» TO BE DONE: Examine the entries and show every line in which the word "уксусной" is found.

>> START INFORMATION PROVIDED

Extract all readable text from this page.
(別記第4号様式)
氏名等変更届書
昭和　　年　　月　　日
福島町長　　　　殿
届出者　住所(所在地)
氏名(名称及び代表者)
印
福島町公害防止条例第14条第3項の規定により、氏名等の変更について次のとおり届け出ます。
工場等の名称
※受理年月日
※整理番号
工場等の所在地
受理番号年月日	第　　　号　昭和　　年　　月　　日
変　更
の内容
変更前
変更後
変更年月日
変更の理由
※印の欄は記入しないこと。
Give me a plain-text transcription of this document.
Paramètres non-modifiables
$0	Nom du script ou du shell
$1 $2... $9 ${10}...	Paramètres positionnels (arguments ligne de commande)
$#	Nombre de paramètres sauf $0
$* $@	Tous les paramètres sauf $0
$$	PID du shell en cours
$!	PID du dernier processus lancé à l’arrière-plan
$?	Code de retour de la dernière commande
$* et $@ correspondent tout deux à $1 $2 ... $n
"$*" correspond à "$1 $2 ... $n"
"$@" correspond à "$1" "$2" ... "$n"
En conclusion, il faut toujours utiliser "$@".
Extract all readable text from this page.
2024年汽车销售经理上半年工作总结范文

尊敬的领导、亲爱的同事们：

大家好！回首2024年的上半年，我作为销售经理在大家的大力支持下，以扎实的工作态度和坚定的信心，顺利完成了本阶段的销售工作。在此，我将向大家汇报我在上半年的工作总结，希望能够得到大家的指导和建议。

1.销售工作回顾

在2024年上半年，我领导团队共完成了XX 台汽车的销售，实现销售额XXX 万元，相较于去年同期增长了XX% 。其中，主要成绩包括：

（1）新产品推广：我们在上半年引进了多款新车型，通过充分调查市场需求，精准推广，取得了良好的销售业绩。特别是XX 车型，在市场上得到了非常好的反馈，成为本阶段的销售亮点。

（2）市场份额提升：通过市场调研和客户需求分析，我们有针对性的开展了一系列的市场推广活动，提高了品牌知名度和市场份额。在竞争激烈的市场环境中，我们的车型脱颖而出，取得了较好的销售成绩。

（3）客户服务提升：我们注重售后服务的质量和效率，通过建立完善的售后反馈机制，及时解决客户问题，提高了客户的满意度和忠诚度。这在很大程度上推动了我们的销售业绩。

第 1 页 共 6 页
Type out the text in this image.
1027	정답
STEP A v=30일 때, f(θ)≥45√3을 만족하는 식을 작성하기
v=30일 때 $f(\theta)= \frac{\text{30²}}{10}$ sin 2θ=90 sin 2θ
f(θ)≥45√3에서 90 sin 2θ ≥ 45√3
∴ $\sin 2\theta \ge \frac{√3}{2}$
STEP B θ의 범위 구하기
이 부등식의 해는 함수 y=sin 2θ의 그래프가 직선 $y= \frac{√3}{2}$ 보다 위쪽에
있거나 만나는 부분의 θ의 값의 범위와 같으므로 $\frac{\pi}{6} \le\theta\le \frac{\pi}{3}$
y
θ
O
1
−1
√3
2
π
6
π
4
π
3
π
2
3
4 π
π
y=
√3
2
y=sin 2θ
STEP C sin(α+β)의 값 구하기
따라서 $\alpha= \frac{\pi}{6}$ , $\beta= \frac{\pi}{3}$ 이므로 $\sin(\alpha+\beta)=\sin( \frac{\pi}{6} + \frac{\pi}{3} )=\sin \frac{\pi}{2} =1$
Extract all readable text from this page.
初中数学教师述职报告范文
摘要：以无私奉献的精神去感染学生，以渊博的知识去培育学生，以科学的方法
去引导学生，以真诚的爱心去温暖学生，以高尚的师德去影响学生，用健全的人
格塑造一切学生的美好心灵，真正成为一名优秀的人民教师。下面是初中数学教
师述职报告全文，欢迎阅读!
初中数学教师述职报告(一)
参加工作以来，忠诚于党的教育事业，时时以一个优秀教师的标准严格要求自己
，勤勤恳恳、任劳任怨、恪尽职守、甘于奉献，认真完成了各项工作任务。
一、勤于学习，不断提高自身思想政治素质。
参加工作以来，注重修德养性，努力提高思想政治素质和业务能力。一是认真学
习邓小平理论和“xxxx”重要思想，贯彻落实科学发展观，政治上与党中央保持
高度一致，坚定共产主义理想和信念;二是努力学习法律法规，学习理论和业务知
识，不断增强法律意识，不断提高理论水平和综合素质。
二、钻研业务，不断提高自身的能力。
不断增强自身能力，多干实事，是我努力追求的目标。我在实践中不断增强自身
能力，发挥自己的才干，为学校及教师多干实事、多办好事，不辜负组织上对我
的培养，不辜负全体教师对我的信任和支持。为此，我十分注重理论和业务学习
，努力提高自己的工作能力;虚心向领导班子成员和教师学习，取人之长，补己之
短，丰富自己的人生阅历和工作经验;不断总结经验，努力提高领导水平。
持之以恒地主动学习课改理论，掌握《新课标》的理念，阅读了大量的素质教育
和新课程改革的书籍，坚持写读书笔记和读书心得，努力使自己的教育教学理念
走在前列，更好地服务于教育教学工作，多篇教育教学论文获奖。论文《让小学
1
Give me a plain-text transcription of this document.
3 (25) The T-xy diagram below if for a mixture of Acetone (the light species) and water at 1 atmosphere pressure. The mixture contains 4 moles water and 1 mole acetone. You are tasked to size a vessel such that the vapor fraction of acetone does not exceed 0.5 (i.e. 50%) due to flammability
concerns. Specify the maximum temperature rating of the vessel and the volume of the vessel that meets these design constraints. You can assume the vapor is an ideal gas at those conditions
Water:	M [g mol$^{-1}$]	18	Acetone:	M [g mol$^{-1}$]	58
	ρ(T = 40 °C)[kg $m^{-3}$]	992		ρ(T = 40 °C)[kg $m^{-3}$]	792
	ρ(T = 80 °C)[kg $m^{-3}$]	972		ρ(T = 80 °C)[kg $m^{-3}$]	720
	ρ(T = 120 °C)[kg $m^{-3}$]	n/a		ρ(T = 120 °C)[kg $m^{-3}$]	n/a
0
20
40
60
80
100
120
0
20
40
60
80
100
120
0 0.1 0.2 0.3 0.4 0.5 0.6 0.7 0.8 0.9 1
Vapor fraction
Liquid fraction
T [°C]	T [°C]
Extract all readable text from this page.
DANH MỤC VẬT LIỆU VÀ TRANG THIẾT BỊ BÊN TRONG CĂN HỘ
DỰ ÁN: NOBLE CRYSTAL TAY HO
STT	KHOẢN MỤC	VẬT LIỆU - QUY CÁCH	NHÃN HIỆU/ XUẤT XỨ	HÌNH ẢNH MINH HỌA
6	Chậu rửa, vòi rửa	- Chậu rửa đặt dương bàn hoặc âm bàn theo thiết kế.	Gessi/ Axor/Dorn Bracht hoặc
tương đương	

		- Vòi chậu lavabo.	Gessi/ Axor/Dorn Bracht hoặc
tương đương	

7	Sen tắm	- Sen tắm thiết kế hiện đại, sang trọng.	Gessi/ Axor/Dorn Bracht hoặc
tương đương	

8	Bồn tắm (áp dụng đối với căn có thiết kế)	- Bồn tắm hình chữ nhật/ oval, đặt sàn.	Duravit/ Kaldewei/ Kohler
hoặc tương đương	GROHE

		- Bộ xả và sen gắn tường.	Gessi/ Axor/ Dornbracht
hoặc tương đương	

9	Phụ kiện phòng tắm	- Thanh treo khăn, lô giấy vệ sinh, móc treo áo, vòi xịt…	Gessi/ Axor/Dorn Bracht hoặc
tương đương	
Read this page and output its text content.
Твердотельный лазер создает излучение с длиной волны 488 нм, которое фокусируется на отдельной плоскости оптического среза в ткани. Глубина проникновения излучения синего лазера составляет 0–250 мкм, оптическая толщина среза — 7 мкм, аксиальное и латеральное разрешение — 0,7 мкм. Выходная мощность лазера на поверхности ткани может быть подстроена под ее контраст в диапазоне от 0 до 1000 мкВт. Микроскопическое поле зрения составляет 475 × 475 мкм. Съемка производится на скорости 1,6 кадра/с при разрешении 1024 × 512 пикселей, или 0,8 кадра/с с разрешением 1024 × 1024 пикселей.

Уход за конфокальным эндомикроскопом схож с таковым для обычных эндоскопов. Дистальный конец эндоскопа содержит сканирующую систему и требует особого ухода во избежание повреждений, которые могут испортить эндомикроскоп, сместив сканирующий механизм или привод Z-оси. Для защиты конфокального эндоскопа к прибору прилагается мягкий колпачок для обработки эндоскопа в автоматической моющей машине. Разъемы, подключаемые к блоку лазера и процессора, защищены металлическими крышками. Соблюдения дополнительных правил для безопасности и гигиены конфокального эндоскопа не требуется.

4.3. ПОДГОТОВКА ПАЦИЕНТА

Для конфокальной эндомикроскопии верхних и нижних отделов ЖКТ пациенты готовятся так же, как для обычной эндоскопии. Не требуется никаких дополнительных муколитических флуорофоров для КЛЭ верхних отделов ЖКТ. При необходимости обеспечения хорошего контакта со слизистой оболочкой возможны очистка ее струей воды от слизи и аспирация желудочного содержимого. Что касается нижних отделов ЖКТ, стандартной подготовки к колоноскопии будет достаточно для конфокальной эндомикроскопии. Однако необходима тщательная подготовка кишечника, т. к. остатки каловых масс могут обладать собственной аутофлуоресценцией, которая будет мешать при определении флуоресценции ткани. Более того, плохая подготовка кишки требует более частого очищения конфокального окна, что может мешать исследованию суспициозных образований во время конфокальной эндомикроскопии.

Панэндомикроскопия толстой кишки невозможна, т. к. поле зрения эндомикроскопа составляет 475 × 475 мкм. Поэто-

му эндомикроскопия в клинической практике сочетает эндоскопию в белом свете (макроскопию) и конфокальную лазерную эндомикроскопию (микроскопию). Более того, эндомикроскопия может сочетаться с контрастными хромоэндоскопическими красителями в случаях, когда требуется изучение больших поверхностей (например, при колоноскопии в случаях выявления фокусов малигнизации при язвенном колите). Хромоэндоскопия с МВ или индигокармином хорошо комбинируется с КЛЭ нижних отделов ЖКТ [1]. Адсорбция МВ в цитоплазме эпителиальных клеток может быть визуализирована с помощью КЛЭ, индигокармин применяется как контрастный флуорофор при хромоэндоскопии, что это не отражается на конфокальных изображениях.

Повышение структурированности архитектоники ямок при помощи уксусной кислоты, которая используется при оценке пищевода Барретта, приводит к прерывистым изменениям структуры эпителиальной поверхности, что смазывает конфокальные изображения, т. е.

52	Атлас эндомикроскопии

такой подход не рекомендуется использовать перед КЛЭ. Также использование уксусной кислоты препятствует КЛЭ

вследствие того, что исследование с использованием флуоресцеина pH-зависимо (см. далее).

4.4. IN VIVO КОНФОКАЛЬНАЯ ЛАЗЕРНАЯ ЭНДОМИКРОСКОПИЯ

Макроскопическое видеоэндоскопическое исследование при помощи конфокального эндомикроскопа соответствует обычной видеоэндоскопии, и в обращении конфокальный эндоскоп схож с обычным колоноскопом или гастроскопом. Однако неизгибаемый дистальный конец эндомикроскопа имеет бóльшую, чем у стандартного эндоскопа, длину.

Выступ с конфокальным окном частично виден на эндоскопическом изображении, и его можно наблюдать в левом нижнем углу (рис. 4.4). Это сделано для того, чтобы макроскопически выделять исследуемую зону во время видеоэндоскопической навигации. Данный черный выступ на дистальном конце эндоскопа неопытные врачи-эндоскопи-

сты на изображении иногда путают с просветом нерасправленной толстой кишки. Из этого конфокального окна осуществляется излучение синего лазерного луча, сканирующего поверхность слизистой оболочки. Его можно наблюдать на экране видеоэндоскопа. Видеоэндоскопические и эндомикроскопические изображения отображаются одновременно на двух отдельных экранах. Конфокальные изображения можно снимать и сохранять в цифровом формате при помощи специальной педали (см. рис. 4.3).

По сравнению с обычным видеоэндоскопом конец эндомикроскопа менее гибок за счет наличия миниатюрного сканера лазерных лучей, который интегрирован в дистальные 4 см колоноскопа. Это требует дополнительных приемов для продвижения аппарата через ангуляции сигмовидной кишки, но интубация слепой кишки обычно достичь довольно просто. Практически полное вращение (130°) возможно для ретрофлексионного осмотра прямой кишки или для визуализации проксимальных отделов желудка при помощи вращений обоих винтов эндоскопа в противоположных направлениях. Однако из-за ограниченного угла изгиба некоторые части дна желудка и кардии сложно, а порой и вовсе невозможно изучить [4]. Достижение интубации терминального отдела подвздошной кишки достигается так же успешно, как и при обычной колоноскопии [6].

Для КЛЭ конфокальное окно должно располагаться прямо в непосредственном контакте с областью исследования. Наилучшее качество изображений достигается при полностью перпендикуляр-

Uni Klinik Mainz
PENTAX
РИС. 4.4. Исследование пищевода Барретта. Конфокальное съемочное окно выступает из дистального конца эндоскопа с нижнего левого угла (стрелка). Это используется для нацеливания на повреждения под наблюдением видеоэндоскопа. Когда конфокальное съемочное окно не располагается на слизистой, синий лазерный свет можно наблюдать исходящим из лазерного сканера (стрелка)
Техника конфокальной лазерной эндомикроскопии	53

>> END INFORMATION PROVIDED

» EXERCISE OUTPUT:
Повышение структурированности архитектоники ямок при помощи уксусной кислоты, которая используется при оценке пищевода Барретта, приводит к прерывистым изменениям структуры эпителиальной поверхности, что смазывает конфокальные изображения, т. е.
такой подход не рекомендуется использовать перед КЛЭ. Также использование уксусной кислоты препятствует КЛЭ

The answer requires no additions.